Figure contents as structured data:

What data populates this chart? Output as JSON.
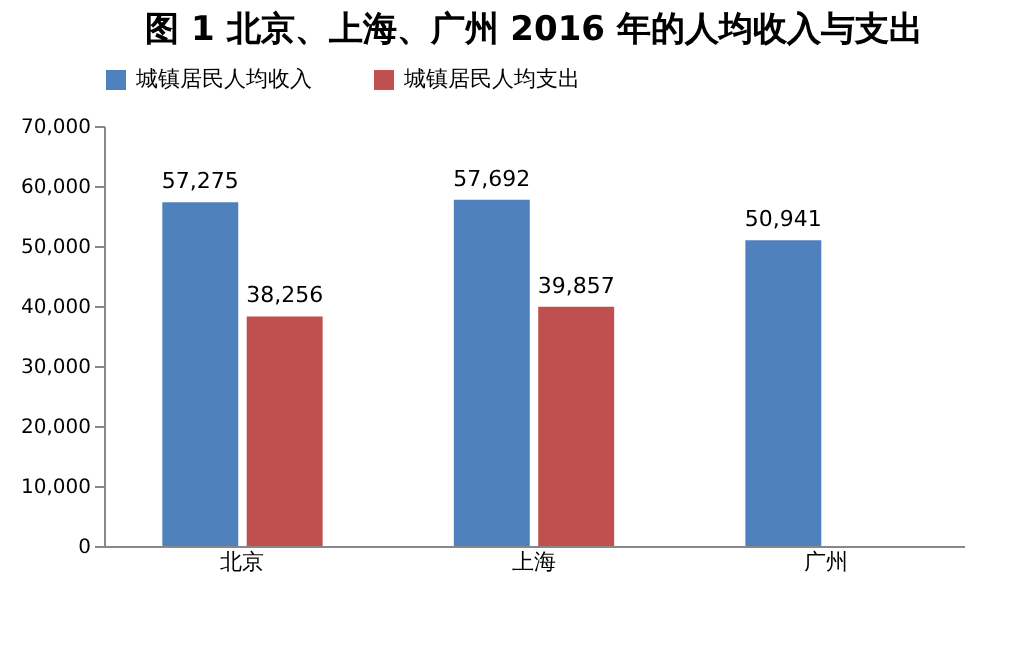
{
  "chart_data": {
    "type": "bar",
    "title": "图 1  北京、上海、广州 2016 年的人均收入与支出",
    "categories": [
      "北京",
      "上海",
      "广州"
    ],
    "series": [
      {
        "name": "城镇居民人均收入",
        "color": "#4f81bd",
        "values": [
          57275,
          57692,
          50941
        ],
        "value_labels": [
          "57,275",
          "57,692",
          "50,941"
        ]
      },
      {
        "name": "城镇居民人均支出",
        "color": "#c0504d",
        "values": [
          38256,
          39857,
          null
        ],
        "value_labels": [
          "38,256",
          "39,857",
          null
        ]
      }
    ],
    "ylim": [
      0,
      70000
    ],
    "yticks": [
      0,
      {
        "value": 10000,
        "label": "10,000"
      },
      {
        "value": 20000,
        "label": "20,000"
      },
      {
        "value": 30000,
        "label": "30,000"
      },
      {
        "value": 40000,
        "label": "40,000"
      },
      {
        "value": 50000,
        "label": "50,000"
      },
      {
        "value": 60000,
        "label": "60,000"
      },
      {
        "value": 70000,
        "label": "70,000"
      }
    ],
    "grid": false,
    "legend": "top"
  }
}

> [Stated task] Leave out the pictures and transcribe everything else exactly.

> [Completed task]
What data populates this chart? Output as JSON.
{
  "chart_data": {
    "type": "bar",
    "title": "图 1  北京、上海、广州 2016 年的人均收入与支出",
    "categories": [
      "北京",
      "上海",
      "广州"
    ],
    "series": [
      {
        "name": "城镇居民人均收入",
        "color": "#4f81bd",
        "values": [
          57275,
          57692,
          50941
        ],
        "value_labels": [
          "57,275",
          "57,692",
          "50,941"
        ]
      },
      {
        "name": "城镇居民人均支出",
        "color": "#c0504d",
        "values": [
          38256,
          39857,
          null
        ],
        "value_labels": [
          "38,256",
          "39,857",
          null
        ]
      }
    ],
    "ylim": [
      0,
      70000
    ],
    "yticks": [
      0,
      {
        "value": 10000,
        "label": "10,000"
      },
      {
        "value": 20000,
        "label": "20,000"
      },
      {
        "value": 30000,
        "label": "30,000"
      },
      {
        "value": 40000,
        "label": "40,000"
      },
      {
        "value": 50000,
        "label": "50,000"
      },
      {
        "value": 60000,
        "label": "60,000"
      },
      {
        "value": 70000,
        "label": "70,000"
      }
    ],
    "grid": false,
    "legend": "top"
  }
}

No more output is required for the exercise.